▶ What is required: In the copy, include every entry exactly but none of the pictures.

▶ Provided records:
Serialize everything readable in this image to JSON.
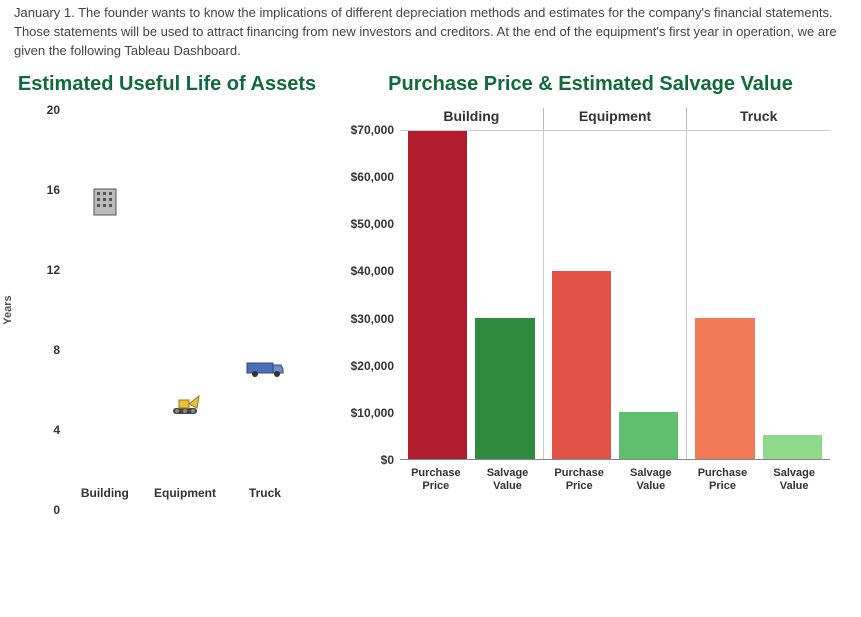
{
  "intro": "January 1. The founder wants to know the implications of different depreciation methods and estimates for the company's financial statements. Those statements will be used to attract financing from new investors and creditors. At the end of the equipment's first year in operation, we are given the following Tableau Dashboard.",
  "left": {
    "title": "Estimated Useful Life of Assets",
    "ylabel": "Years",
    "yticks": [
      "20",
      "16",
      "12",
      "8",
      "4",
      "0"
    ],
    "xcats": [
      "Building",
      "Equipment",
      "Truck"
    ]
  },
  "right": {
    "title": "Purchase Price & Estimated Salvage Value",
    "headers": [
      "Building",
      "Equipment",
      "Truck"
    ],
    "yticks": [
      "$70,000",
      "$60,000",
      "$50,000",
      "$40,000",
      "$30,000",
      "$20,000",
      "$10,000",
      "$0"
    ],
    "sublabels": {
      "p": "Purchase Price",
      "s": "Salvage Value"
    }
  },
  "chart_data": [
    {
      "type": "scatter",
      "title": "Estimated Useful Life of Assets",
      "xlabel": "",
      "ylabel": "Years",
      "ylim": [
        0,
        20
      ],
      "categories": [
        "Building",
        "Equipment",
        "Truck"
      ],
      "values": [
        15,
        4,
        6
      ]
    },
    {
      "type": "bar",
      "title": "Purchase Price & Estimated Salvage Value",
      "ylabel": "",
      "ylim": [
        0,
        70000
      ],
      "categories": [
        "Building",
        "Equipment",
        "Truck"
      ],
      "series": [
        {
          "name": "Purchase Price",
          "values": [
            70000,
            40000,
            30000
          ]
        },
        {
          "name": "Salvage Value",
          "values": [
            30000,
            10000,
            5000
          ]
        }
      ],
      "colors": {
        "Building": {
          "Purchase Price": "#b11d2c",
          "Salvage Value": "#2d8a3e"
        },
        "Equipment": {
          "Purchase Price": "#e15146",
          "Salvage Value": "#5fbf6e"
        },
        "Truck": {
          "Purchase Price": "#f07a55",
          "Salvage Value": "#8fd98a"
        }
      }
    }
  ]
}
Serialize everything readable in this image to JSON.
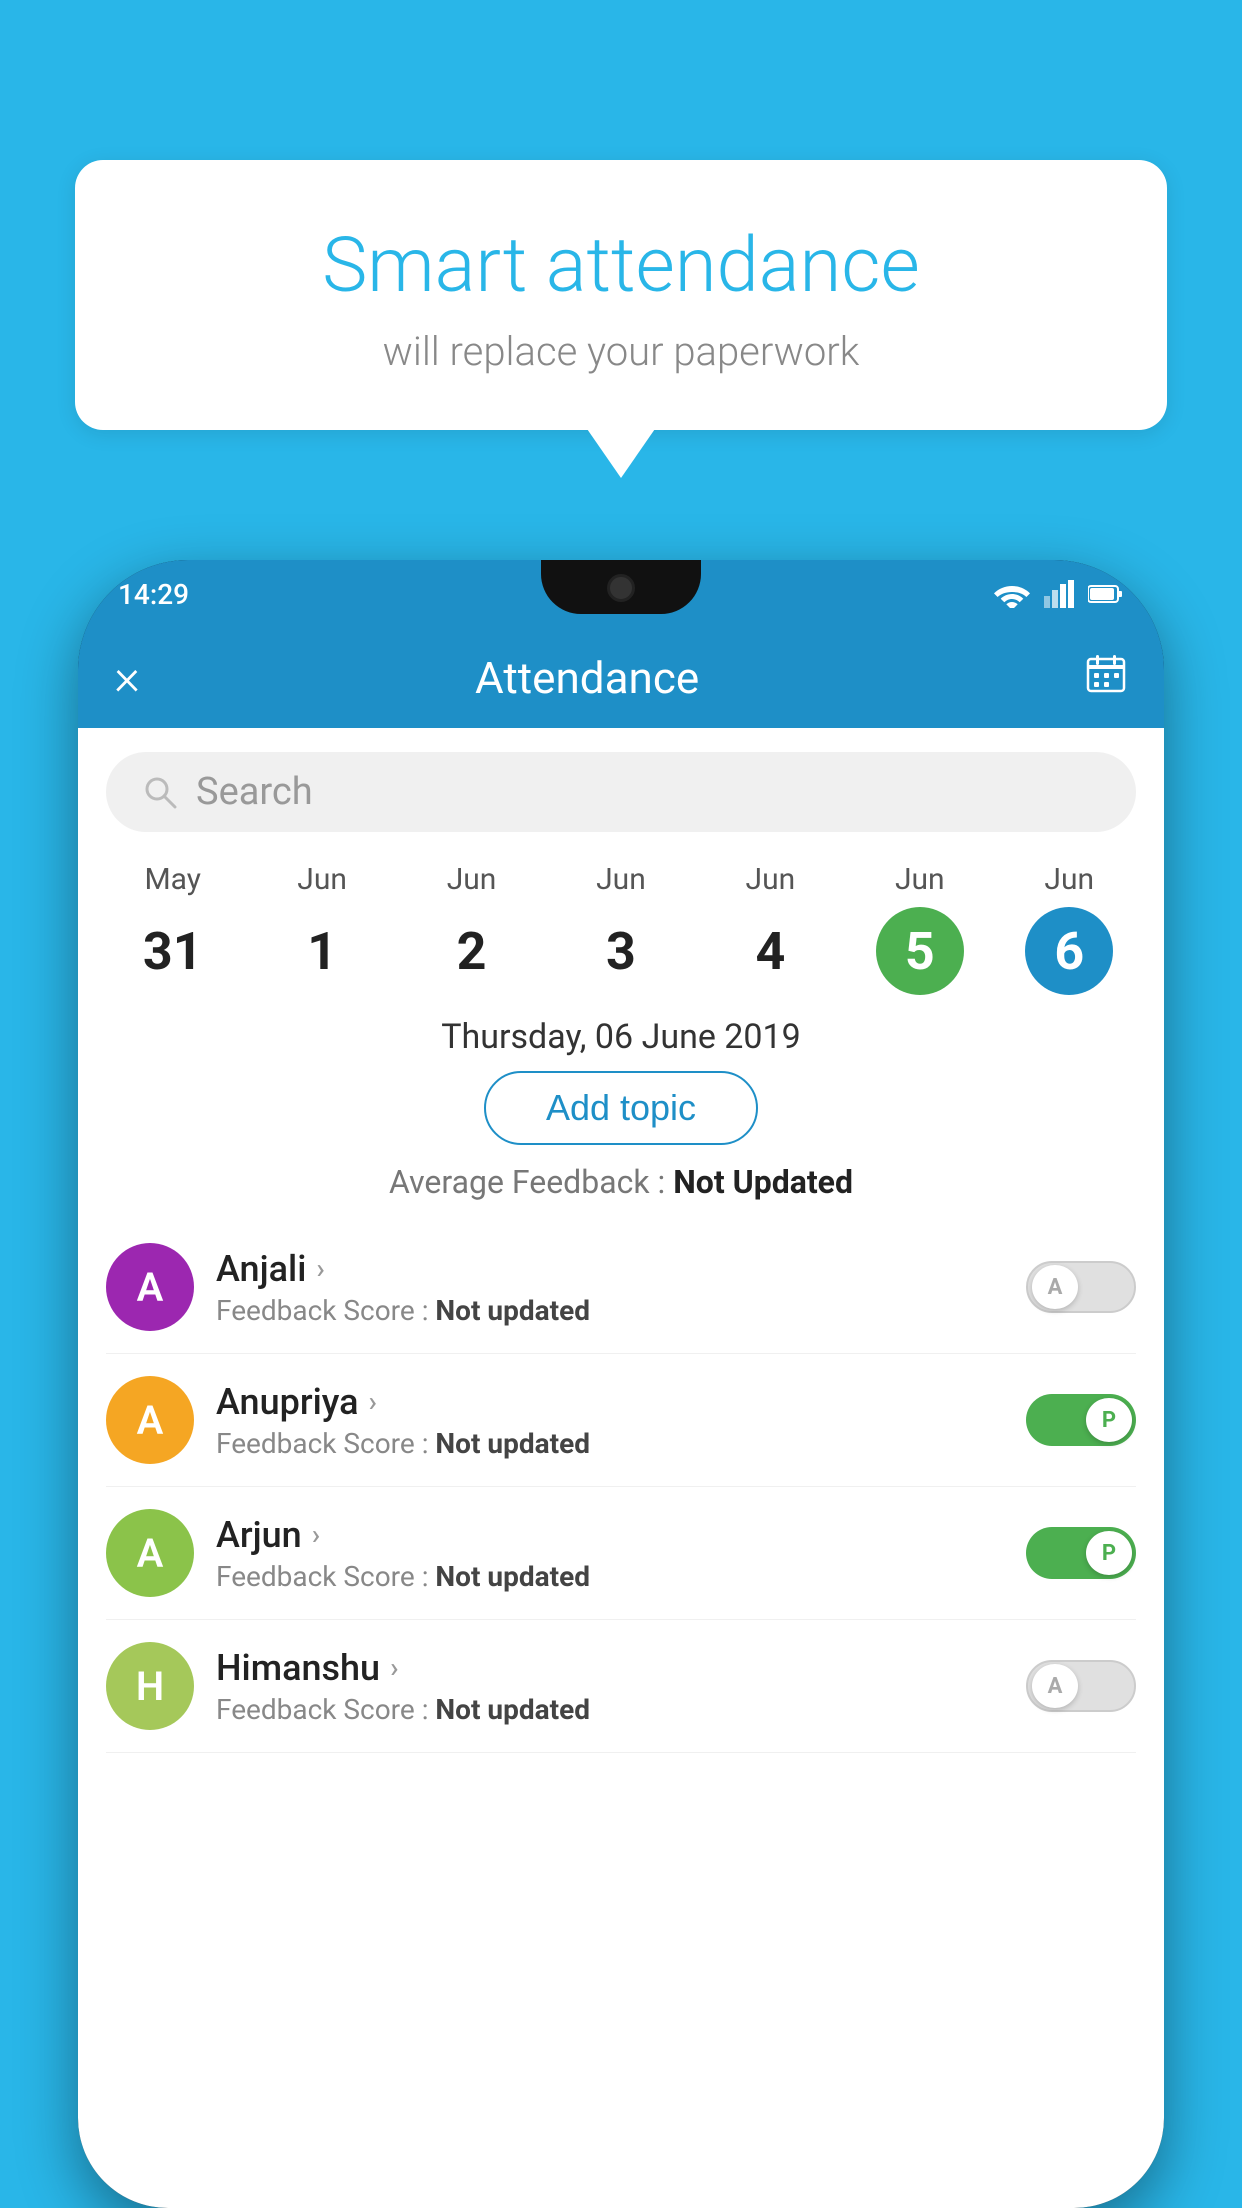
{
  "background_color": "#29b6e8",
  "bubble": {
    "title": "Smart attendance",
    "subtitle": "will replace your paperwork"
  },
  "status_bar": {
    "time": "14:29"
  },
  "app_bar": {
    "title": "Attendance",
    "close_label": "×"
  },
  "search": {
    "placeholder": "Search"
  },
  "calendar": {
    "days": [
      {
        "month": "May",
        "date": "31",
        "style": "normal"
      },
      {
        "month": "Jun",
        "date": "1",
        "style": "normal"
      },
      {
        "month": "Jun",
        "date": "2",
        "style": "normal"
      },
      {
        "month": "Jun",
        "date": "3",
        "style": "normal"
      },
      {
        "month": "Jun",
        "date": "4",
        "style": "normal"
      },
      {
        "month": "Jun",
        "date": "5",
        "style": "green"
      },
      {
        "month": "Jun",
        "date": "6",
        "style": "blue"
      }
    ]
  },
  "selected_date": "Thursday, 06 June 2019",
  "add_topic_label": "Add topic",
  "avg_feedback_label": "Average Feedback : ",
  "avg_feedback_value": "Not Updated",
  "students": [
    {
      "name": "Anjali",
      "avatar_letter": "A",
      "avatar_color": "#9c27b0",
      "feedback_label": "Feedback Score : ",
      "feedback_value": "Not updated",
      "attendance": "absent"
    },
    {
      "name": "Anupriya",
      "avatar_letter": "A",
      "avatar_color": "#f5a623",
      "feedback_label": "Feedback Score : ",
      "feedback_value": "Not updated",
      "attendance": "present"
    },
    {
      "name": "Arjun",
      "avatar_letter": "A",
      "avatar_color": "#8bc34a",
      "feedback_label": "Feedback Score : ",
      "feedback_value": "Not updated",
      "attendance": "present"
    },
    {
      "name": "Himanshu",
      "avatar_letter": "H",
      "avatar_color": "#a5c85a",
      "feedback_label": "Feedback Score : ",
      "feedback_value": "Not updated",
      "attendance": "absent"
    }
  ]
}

▶ Solution to this exercise:
Serialize everything readable in this image to JSON.
{
  "intro": "January 1. The founder wants to know the implications of different depreciation methods and estimates for the company's financial statements. Those statements will be used to attract financing from new investors and creditors. At the end of the equipment's first year in operation, we are given the following Tableau Dashboard.",
  "left": {
    "title": "Estimated Useful Life of Assets",
    "ylabel": "Years",
    "yticks": [
      "20",
      "16",
      "12",
      "8",
      "4",
      "0"
    ],
    "xcats": [
      "Building",
      "Equipment",
      "Truck"
    ]
  },
  "right": {
    "title": "Purchase Price & Estimated Salvage Value",
    "headers": [
      "Building",
      "Equipment",
      "Truck"
    ],
    "yticks": [
      "$70,000",
      "$60,000",
      "$50,000",
      "$40,000",
      "$30,000",
      "$20,000",
      "$10,000",
      "$0"
    ],
    "sublabels": {
      "p": "Purchase Price",
      "s": "Salvage Value"
    }
  },
  "chart_data": [
    {
      "type": "scatter",
      "title": "Estimated Useful Life of Assets",
      "xlabel": "",
      "ylabel": "Years",
      "ylim": [
        0,
        20
      ],
      "categories": [
        "Building",
        "Equipment",
        "Truck"
      ],
      "values": [
        15,
        4,
        6
      ]
    },
    {
      "type": "bar",
      "title": "Purchase Price & Estimated Salvage Value",
      "ylabel": "",
      "ylim": [
        0,
        70000
      ],
      "categories": [
        "Building",
        "Equipment",
        "Truck"
      ],
      "series": [
        {
          "name": "Purchase Price",
          "values": [
            70000,
            40000,
            30000
          ]
        },
        {
          "name": "Salvage Value",
          "values": [
            30000,
            10000,
            5000
          ]
        }
      ],
      "colors": {
        "Building": {
          "Purchase Price": "#b11d2c",
          "Salvage Value": "#2d8a3e"
        },
        "Equipment": {
          "Purchase Price": "#e15146",
          "Salvage Value": "#5fbf6e"
        },
        "Truck": {
          "Purchase Price": "#f07a55",
          "Salvage Value": "#8fd98a"
        }
      }
    }
  ]
}
Serialize everything readable in this image to JSON.
{
  "background_color": "#29b6e8",
  "bubble": {
    "title": "Smart attendance",
    "subtitle": "will replace your paperwork"
  },
  "status_bar": {
    "time": "14:29"
  },
  "app_bar": {
    "title": "Attendance",
    "close_label": "×"
  },
  "search": {
    "placeholder": "Search"
  },
  "calendar": {
    "days": [
      {
        "month": "May",
        "date": "31",
        "style": "normal"
      },
      {
        "month": "Jun",
        "date": "1",
        "style": "normal"
      },
      {
        "month": "Jun",
        "date": "2",
        "style": "normal"
      },
      {
        "month": "Jun",
        "date": "3",
        "style": "normal"
      },
      {
        "month": "Jun",
        "date": "4",
        "style": "normal"
      },
      {
        "month": "Jun",
        "date": "5",
        "style": "green"
      },
      {
        "month": "Jun",
        "date": "6",
        "style": "blue"
      }
    ]
  },
  "selected_date": "Thursday, 06 June 2019",
  "add_topic_label": "Add topic",
  "avg_feedback_label": "Average Feedback : ",
  "avg_feedback_value": "Not Updated",
  "students": [
    {
      "name": "Anjali",
      "avatar_letter": "A",
      "avatar_color": "#9c27b0",
      "feedback_label": "Feedback Score : ",
      "feedback_value": "Not updated",
      "attendance": "absent"
    },
    {
      "name": "Anupriya",
      "avatar_letter": "A",
      "avatar_color": "#f5a623",
      "feedback_label": "Feedback Score : ",
      "feedback_value": "Not updated",
      "attendance": "present"
    },
    {
      "name": "Arjun",
      "avatar_letter": "A",
      "avatar_color": "#8bc34a",
      "feedback_label": "Feedback Score : ",
      "feedback_value": "Not updated",
      "attendance": "present"
    },
    {
      "name": "Himanshu",
      "avatar_letter": "H",
      "avatar_color": "#a5c85a",
      "feedback_label": "Feedback Score : ",
      "feedback_value": "Not updated",
      "attendance": "absent"
    }
  ]
}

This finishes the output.